-------- Source material --------

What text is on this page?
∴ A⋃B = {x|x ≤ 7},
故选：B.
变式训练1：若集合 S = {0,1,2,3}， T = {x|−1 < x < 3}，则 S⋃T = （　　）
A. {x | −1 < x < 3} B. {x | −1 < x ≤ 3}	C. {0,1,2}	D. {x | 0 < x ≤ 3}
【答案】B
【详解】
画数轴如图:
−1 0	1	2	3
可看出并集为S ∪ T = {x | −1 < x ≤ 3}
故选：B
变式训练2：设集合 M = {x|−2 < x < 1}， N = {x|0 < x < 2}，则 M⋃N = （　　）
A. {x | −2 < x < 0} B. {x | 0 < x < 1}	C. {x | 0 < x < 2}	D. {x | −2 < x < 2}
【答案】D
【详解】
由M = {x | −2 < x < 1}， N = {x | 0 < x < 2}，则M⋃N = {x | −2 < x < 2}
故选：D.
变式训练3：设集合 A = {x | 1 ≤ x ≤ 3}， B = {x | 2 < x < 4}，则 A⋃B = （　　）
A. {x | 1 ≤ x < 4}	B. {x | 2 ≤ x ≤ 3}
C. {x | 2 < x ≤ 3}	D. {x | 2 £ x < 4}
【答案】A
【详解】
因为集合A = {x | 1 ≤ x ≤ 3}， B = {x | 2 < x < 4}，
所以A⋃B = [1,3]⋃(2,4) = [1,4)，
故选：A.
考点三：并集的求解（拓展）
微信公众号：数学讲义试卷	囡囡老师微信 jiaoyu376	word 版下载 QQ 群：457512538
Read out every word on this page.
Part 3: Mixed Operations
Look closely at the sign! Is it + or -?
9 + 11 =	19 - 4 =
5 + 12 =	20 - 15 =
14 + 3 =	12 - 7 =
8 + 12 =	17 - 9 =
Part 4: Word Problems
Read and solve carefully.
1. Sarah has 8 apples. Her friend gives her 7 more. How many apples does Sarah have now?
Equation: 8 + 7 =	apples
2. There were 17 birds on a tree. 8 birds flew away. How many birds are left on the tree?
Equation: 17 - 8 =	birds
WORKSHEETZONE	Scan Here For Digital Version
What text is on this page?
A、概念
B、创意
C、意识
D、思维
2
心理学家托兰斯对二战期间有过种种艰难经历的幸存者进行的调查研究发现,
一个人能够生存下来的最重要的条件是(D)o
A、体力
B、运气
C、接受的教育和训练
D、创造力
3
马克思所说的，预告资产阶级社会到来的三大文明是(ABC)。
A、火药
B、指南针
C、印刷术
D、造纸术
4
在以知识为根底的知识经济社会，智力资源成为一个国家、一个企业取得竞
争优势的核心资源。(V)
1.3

--------

◆ **What is being asked**
Identify and copy the lines holding the word "apples".

◆ **Answer to this task**
1. Sarah has 8 apples. Her friend gives her 7 more. How many apples does Sarah have now?
Equation: 8 + 7 =	apples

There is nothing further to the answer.